____ Material for this exercise
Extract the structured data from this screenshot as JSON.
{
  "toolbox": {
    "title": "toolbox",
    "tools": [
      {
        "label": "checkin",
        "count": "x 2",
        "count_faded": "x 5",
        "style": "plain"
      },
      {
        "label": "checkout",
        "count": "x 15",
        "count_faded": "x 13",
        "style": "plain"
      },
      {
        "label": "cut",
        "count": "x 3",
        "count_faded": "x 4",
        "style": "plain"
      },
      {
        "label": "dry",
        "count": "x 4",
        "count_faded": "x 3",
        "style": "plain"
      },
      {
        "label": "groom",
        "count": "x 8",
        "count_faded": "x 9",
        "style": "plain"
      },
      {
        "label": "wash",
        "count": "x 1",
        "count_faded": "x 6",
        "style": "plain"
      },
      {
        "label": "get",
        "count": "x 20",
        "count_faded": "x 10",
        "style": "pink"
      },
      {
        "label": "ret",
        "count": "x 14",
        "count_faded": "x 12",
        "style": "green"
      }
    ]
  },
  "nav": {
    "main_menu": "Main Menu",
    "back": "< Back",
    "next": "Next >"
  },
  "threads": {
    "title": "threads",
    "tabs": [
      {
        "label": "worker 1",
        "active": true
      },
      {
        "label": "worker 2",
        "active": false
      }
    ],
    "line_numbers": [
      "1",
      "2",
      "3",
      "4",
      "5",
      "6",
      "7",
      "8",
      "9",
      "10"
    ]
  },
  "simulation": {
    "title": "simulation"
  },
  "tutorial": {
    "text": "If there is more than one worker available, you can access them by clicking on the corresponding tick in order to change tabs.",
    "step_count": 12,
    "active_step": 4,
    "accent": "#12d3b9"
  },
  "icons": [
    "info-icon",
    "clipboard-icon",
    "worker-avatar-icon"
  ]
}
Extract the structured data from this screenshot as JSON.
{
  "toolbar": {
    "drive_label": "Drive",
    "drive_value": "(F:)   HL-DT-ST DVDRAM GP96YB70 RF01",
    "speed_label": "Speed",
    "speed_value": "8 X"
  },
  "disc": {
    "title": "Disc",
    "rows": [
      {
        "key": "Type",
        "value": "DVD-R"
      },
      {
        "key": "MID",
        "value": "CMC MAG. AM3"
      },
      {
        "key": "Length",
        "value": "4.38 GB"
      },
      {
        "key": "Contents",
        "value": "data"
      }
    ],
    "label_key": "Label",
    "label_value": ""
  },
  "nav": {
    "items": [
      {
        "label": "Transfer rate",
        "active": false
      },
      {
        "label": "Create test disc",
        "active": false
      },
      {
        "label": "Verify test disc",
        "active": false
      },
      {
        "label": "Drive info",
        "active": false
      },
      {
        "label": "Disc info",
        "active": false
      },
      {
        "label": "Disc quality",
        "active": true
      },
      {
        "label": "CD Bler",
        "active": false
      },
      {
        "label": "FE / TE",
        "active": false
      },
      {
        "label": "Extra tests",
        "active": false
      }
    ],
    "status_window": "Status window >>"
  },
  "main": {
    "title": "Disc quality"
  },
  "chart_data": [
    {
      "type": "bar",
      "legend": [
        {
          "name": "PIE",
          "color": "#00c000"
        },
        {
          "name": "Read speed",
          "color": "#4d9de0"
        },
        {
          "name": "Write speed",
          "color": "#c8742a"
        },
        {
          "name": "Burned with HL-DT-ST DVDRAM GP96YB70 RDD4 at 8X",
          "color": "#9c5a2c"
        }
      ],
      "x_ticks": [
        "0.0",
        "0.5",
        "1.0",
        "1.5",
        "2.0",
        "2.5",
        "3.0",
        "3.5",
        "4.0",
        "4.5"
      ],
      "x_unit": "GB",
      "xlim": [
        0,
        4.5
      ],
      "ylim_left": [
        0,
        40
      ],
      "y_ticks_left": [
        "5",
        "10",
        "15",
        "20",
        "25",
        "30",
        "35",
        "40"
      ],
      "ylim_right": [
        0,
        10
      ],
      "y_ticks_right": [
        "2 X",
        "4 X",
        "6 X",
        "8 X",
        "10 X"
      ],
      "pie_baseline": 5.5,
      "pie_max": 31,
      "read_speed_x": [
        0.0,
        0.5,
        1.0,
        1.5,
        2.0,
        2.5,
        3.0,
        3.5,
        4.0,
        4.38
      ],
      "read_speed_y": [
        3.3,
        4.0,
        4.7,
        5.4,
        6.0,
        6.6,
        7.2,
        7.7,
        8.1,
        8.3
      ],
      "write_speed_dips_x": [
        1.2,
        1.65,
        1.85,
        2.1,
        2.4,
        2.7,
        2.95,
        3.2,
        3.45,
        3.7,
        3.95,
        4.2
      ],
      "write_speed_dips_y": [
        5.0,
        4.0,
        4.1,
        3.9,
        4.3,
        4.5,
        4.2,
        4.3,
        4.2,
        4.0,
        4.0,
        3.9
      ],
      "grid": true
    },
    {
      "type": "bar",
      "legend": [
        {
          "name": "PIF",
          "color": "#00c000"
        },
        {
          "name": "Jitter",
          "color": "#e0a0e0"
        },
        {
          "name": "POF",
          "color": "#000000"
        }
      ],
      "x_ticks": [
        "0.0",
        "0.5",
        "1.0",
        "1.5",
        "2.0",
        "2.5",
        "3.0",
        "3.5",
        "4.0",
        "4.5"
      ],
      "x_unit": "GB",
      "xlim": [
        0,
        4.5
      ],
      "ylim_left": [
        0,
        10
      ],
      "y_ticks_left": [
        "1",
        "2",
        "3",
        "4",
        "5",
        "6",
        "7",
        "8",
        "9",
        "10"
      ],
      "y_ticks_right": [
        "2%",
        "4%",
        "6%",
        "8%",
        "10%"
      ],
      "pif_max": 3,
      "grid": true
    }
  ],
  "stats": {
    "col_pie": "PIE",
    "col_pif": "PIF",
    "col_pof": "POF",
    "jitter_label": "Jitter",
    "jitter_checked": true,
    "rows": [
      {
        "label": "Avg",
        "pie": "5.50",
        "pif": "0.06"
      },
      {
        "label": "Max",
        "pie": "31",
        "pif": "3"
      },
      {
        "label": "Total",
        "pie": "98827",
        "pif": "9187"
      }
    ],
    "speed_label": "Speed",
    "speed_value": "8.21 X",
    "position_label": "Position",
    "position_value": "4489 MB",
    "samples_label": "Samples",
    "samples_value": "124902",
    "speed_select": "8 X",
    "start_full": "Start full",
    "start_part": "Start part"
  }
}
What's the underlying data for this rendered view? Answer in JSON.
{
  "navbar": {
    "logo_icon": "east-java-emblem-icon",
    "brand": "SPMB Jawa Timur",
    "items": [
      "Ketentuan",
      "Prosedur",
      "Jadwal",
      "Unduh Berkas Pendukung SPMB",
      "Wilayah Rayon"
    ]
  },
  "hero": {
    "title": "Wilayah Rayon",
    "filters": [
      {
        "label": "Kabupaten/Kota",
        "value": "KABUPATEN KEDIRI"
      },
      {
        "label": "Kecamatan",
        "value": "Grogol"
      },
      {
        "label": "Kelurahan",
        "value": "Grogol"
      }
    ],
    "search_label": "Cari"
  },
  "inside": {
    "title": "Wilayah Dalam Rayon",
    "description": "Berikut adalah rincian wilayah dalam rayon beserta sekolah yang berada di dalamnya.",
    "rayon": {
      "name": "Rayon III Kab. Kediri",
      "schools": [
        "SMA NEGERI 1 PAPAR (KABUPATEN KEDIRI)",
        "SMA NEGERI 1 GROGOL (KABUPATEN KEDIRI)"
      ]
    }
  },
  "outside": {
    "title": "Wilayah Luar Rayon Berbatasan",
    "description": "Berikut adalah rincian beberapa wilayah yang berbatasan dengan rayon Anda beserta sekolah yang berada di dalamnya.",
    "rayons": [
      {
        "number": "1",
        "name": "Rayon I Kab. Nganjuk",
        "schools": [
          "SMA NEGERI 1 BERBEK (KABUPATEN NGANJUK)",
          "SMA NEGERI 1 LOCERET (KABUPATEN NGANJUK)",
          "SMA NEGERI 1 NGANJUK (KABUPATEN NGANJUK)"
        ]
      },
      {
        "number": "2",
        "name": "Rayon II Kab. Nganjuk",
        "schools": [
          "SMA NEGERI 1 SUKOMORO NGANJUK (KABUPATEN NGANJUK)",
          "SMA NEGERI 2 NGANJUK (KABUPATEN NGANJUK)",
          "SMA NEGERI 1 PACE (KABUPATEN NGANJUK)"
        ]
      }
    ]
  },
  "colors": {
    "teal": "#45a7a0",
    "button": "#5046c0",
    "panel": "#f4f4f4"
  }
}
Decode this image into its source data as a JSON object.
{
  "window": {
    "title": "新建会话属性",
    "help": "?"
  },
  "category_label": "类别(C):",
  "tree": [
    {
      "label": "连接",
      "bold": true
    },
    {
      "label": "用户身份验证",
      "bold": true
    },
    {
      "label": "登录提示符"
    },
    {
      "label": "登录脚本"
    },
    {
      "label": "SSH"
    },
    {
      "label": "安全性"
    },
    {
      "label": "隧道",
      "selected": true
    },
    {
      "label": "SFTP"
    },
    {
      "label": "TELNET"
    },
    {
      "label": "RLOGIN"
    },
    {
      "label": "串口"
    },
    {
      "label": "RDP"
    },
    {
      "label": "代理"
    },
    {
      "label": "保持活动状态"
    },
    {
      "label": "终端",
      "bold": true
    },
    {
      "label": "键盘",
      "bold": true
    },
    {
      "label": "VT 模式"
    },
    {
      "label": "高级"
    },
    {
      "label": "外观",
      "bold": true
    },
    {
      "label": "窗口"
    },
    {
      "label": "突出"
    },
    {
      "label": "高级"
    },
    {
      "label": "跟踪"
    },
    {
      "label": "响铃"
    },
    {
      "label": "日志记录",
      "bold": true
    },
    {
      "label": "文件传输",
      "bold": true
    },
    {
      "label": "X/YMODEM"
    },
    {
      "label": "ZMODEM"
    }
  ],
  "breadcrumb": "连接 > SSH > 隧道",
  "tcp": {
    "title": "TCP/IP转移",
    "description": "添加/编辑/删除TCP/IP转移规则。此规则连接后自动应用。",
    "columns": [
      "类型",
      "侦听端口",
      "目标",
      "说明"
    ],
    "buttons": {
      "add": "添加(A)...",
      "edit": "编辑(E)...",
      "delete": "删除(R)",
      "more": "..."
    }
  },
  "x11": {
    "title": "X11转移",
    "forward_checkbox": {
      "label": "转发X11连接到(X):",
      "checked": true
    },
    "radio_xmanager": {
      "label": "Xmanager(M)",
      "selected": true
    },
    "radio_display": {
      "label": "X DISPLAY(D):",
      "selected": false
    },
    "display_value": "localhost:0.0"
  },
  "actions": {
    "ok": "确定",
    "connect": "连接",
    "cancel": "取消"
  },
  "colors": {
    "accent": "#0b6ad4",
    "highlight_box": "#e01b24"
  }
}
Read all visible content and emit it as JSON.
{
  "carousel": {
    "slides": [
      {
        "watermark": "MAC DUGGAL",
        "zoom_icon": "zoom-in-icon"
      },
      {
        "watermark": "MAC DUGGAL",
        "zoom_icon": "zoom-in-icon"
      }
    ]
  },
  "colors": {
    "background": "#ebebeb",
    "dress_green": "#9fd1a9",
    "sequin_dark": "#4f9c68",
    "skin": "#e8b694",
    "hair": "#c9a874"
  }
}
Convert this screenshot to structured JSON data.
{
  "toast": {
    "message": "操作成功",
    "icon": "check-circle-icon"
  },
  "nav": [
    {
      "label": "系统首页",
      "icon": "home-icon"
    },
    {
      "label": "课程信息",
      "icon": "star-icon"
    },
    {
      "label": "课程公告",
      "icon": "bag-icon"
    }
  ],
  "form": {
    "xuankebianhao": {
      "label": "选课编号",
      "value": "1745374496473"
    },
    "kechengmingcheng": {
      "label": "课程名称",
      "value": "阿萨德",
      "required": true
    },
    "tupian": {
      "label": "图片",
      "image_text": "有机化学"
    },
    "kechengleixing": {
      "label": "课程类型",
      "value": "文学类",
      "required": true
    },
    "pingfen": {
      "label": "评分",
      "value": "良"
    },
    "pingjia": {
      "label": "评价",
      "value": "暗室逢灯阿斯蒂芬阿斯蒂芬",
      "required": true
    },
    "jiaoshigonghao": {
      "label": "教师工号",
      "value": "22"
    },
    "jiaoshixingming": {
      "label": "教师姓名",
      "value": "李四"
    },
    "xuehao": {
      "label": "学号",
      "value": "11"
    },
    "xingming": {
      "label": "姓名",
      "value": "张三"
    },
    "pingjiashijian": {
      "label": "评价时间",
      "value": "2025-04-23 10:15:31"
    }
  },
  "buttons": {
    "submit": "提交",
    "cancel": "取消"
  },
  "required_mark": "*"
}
________
Go through the listing above and pull out each line containing the word "rincian".

    "description": "Berikut adalah rincian wilayah dalam rayon beserta sekolah yang berada di dalamnya.",
    "description": "Berikut adalah rincian beberapa wilayah yang berbatasan dengan rayon Anda beserta sekolah yang berada di dalamnya.",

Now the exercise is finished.